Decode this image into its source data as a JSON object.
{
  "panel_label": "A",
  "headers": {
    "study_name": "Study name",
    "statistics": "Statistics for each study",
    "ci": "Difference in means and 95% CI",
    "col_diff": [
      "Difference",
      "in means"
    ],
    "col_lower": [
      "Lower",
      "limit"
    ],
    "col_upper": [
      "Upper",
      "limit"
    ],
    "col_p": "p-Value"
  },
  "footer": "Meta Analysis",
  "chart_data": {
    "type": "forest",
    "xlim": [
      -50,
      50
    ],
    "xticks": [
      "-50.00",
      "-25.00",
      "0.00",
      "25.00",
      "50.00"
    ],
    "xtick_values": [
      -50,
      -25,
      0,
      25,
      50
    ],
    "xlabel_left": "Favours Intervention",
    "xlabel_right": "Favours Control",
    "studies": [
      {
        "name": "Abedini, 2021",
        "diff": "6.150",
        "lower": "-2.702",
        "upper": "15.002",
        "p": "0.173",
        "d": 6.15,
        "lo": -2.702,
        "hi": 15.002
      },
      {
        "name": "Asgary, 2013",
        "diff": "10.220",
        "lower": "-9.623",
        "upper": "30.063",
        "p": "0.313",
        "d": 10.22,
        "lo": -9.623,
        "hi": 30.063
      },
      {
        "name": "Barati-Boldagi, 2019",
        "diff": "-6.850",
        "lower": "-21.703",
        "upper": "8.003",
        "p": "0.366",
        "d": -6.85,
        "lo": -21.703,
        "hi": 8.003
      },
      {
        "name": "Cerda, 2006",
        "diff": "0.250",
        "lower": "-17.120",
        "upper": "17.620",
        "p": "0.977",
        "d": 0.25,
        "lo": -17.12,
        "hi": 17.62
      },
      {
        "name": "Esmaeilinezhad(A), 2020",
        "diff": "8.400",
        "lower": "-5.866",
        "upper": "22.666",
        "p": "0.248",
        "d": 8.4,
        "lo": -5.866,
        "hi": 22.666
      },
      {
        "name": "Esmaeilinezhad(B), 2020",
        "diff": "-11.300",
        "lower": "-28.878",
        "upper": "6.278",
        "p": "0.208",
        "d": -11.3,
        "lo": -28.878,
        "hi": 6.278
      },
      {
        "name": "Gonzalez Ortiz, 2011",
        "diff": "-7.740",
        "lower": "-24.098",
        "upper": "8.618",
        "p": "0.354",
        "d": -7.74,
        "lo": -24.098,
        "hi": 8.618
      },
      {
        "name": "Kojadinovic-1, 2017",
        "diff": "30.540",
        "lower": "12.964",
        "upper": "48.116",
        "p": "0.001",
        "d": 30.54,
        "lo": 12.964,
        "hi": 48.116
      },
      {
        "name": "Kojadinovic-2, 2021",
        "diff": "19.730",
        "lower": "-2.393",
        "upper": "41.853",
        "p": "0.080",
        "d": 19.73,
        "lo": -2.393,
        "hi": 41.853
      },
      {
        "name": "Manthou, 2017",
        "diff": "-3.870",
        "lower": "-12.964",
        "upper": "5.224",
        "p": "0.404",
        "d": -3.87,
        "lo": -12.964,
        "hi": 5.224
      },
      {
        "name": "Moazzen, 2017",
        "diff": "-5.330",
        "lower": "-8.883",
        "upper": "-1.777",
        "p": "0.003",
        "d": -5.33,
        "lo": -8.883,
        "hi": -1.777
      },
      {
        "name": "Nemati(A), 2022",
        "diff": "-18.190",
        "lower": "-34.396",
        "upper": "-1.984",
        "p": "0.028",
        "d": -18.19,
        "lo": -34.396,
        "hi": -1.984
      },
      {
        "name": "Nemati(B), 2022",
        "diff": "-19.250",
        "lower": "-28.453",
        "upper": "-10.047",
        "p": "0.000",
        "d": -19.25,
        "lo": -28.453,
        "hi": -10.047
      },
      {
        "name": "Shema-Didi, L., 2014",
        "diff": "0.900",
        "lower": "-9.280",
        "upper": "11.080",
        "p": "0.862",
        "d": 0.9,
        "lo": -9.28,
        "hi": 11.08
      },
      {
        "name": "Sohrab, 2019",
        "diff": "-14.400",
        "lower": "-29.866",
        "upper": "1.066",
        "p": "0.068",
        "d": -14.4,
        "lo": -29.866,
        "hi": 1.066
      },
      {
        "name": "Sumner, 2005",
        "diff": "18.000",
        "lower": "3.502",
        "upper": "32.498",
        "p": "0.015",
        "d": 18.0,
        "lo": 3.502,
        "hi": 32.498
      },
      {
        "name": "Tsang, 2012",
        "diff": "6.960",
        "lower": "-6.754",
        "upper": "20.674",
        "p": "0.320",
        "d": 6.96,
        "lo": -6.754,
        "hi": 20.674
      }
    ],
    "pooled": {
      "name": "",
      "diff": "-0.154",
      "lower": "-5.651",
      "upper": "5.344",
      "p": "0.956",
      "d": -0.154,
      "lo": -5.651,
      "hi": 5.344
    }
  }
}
....
• _Problem to work on_
Give an exact repetition of all the material.

• _Solution below_
Decode this image into its source data as a JSON object.
{
  "panel_label": "A",
  "headers": {
    "study_name": "Study name",
    "statistics": "Statistics for each study",
    "ci": "Difference in means and 95% CI",
    "col_diff": [
      "Difference",
      "in means"
    ],
    "col_lower": [
      "Lower",
      "limit"
    ],
    "col_upper": [
      "Upper",
      "limit"
    ],
    "col_p": "p-Value"
  },
  "footer": "Meta Analysis",
  "chart_data": {
    "type": "forest",
    "xlim": [
      -50,
      50
    ],
    "xticks": [
      "-50.00",
      "-25.00",
      "0.00",
      "25.00",
      "50.00"
    ],
    "xtick_values": [
      -50,
      -25,
      0,
      25,
      50
    ],
    "xlabel_left": "Favours Intervention",
    "xlabel_right": "Favours Control",
    "studies": [
      {
        "name": "Abedini, 2021",
        "diff": "6.150",
        "lower": "-2.702",
        "upper": "15.002",
        "p": "0.173",
        "d": 6.15,
        "lo": -2.702,
        "hi": 15.002
      },
      {
        "name": "Asgary, 2013",
        "diff": "10.220",
        "lower": "-9.623",
        "upper": "30.063",
        "p": "0.313",
        "d": 10.22,
        "lo": -9.623,
        "hi": 30.063
      },
      {
        "name": "Barati-Boldagi, 2019",
        "diff": "-6.850",
        "lower": "-21.703",
        "upper": "8.003",
        "p": "0.366",
        "d": -6.85,
        "lo": -21.703,
        "hi": 8.003
      },
      {
        "name": "Cerda, 2006",
        "diff": "0.250",
        "lower": "-17.120",
        "upper": "17.620",
        "p": "0.977",
        "d": 0.25,
        "lo": -17.12,
        "hi": 17.62
      },
      {
        "name": "Esmaeilinezhad(A), 2020",
        "diff": "8.400",
        "lower": "-5.866",
        "upper": "22.666",
        "p": "0.248",
        "d": 8.4,
        "lo": -5.866,
        "hi": 22.666
      },
      {
        "name": "Esmaeilinezhad(B), 2020",
        "diff": "-11.300",
        "lower": "-28.878",
        "upper": "6.278",
        "p": "0.208",
        "d": -11.3,
        "lo": -28.878,
        "hi": 6.278
      },
      {
        "name": "Gonzalez Ortiz, 2011",
        "diff": "-7.740",
        "lower": "-24.098",
        "upper": "8.618",
        "p": "0.354",
        "d": -7.74,
        "lo": -24.098,
        "hi": 8.618
      },
      {
        "name": "Kojadinovic-1, 2017",
        "diff": "30.540",
        "lower": "12.964",
        "upper": "48.116",
        "p": "0.001",
        "d": 30.54,
        "lo": 12.964,
        "hi": 48.116
      },
      {
        "name": "Kojadinovic-2, 2021",
        "diff": "19.730",
        "lower": "-2.393",
        "upper": "41.853",
        "p": "0.080",
        "d": 19.73,
        "lo": -2.393,
        "hi": 41.853
      },
      {
        "name": "Manthou, 2017",
        "diff": "-3.870",
        "lower": "-12.964",
        "upper": "5.224",
        "p": "0.404",
        "d": -3.87,
        "lo": -12.964,
        "hi": 5.224
      },
      {
        "name": "Moazzen, 2017",
        "diff": "-5.330",
        "lower": "-8.883",
        "upper": "-1.777",
        "p": "0.003",
        "d": -5.33,
        "lo": -8.883,
        "hi": -1.777
      },
      {
        "name": "Nemati(A), 2022",
        "diff": "-18.190",
        "lower": "-34.396",
        "upper": "-1.984",
        "p": "0.028",
        "d": -18.19,
        "lo": -34.396,
        "hi": -1.984
      },
      {
        "name": "Nemati(B), 2022",
        "diff": "-19.250",
        "lower": "-28.453",
        "upper": "-10.047",
        "p": "0.000",
        "d": -19.25,
        "lo": -28.453,
        "hi": -10.047
      },
      {
        "name": "Shema-Didi, L., 2014",
        "diff": "0.900",
        "lower": "-9.280",
        "upper": "11.080",
        "p": "0.862",
        "d": 0.9,
        "lo": -9.28,
        "hi": 11.08
      },
      {
        "name": "Sohrab, 2019",
        "diff": "-14.400",
        "lower": "-29.866",
        "upper": "1.066",
        "p": "0.068",
        "d": -14.4,
        "lo": -29.866,
        "hi": 1.066
      },
      {
        "name": "Sumner, 2005",
        "diff": "18.000",
        "lower": "3.502",
        "upper": "32.498",
        "p": "0.015",
        "d": 18.0,
        "lo": 3.502,
        "hi": 32.498
      },
      {
        "name": "Tsang, 2012",
        "diff": "6.960",
        "lower": "-6.754",
        "upper": "20.674",
        "p": "0.320",
        "d": 6.96,
        "lo": -6.754,
        "hi": 20.674
      }
    ],
    "pooled": {
      "name": "",
      "diff": "-0.154",
      "lower": "-5.651",
      "upper": "5.344",
      "p": "0.956",
      "d": -0.154,
      "lo": -5.651,
      "hi": 5.344
    }
  }
}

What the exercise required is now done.